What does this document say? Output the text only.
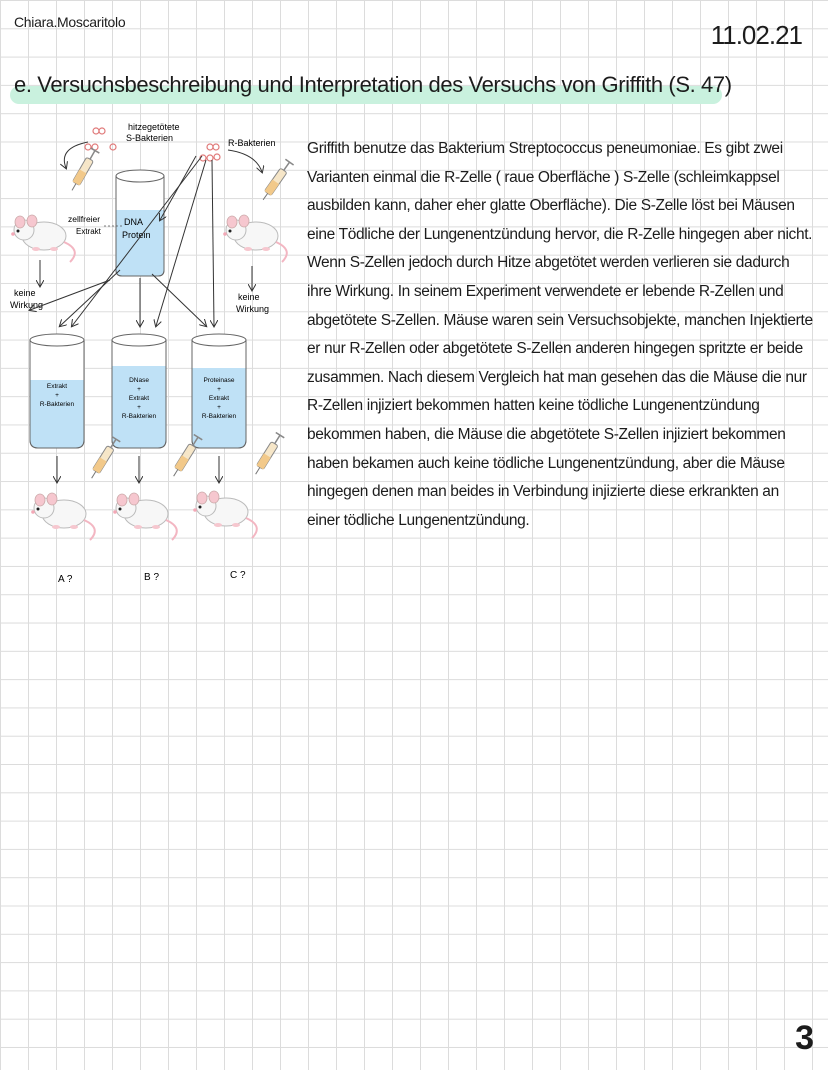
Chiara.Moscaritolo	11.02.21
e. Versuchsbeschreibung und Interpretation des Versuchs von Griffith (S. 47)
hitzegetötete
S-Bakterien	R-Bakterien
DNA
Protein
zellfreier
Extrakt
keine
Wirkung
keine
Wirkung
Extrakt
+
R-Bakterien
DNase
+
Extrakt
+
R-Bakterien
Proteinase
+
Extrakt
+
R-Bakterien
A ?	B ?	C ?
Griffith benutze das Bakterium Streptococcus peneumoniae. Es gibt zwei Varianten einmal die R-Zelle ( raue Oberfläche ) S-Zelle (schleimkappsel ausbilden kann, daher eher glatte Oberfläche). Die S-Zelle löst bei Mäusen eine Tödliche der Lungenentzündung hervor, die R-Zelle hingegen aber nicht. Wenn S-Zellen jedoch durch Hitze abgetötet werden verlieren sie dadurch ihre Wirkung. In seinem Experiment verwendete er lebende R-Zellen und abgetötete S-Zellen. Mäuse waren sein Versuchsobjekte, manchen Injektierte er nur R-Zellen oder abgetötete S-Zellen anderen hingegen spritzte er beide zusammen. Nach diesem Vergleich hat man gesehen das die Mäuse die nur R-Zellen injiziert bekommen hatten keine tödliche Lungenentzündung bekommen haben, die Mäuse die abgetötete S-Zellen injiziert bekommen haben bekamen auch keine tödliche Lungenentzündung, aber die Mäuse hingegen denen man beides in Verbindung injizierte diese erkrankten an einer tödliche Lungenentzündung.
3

::::

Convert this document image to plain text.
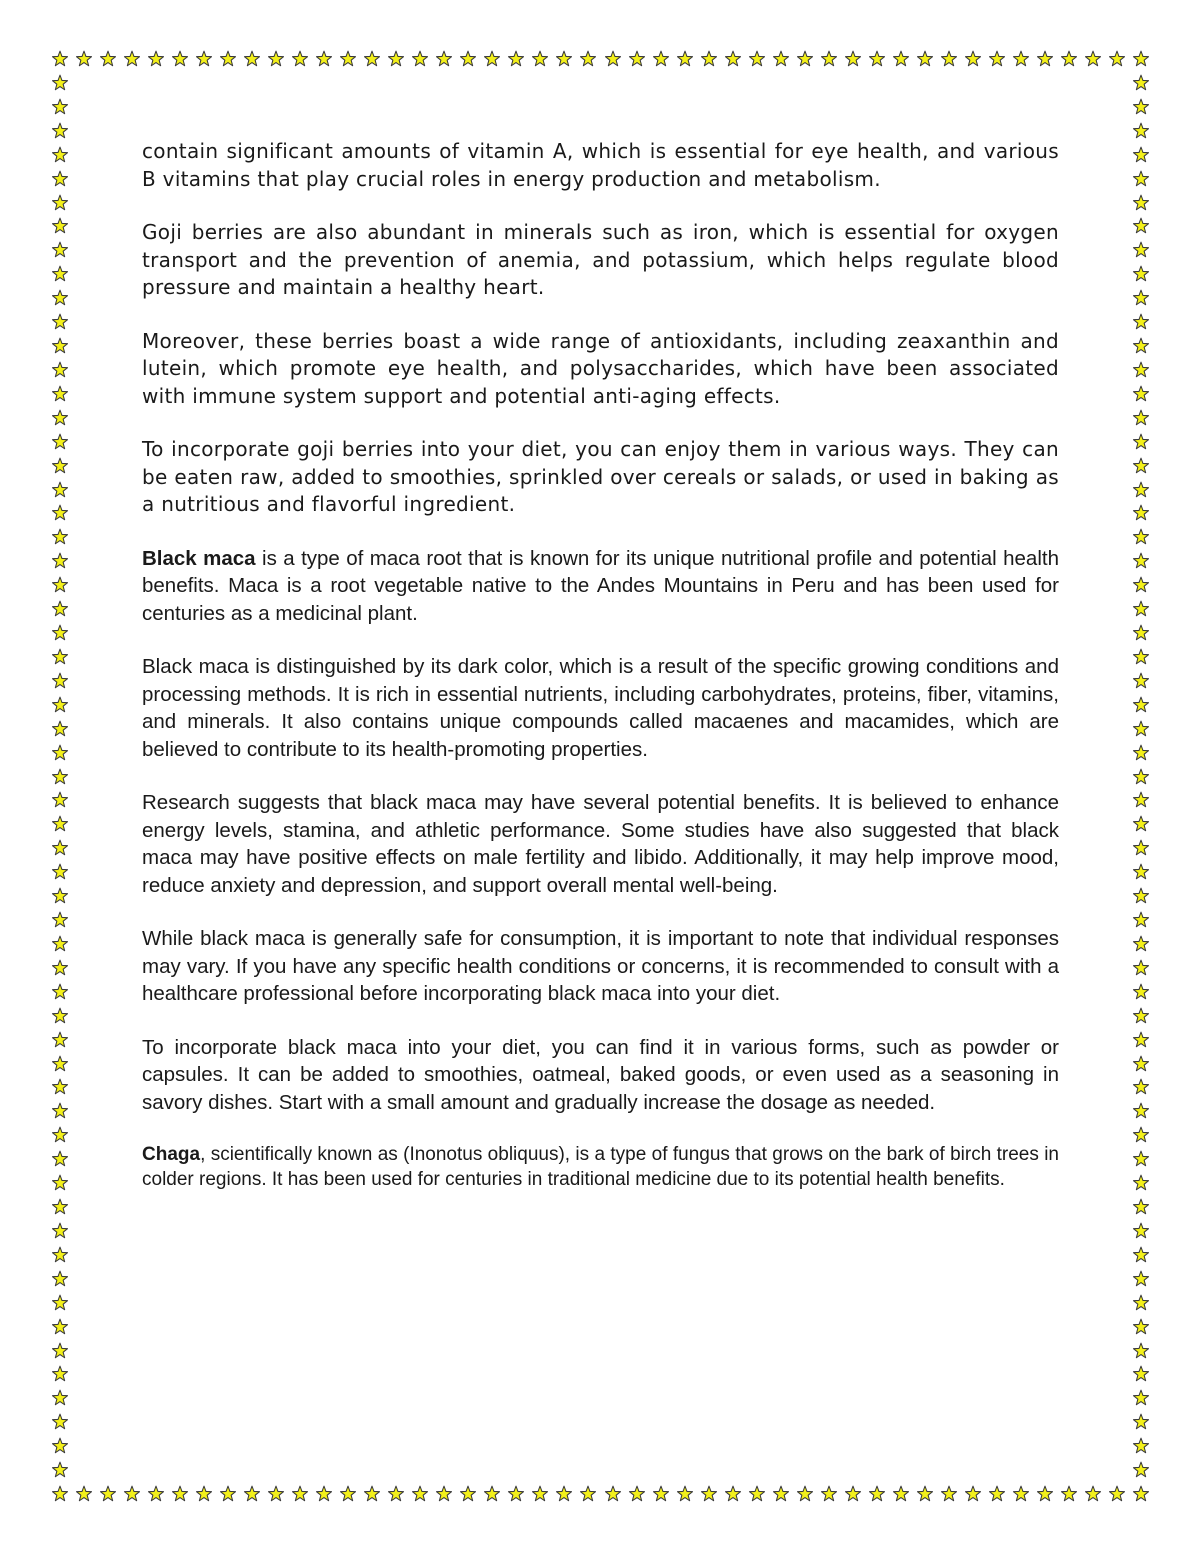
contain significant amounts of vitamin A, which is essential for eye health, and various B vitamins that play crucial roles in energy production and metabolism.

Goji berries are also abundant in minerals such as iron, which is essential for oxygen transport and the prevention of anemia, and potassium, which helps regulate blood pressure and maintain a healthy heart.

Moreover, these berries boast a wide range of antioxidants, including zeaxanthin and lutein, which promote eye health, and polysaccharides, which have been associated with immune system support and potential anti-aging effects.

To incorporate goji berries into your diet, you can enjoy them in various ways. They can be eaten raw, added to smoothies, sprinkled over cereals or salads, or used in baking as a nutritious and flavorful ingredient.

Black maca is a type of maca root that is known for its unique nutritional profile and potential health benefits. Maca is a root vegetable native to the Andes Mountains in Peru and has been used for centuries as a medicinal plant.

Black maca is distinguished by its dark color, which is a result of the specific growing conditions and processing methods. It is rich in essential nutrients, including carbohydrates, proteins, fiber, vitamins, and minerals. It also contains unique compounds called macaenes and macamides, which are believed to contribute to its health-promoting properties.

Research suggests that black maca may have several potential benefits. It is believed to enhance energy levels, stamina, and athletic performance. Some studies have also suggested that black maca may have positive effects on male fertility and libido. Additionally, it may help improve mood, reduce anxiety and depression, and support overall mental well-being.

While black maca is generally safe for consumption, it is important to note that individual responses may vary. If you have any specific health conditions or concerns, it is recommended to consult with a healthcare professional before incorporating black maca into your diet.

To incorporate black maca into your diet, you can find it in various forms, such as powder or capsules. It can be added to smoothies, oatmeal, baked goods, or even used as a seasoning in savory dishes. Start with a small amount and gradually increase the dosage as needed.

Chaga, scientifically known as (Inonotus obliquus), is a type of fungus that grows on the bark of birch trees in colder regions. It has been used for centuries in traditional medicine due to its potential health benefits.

::::

#### [Brief]
For every line in the data above that holds "benefits", return the line itself.

#### [Written response]
Black maca is a type of maca root that is known for its unique nutritional profile and potential health benefits. Maca is a root vegetable native to the Andes Mountains in Peru and has been used for centuries as a medicinal plant.
Research suggests that black maca may have several potential benefits. It is believed to enhance energy levels, stamina, and athletic performance. Some studies have also suggested that black maca may have positive effects on male fertility and libido. Additionally, it may help improve mood, reduce anxiety and depression, and support overall mental well-being.
Chaga, scientifically known as (Inonotus obliquus), is a type of fungus that grows on the bark of birch trees in colder regions. It has been used for centuries in traditional medicine due to its potential health benefits.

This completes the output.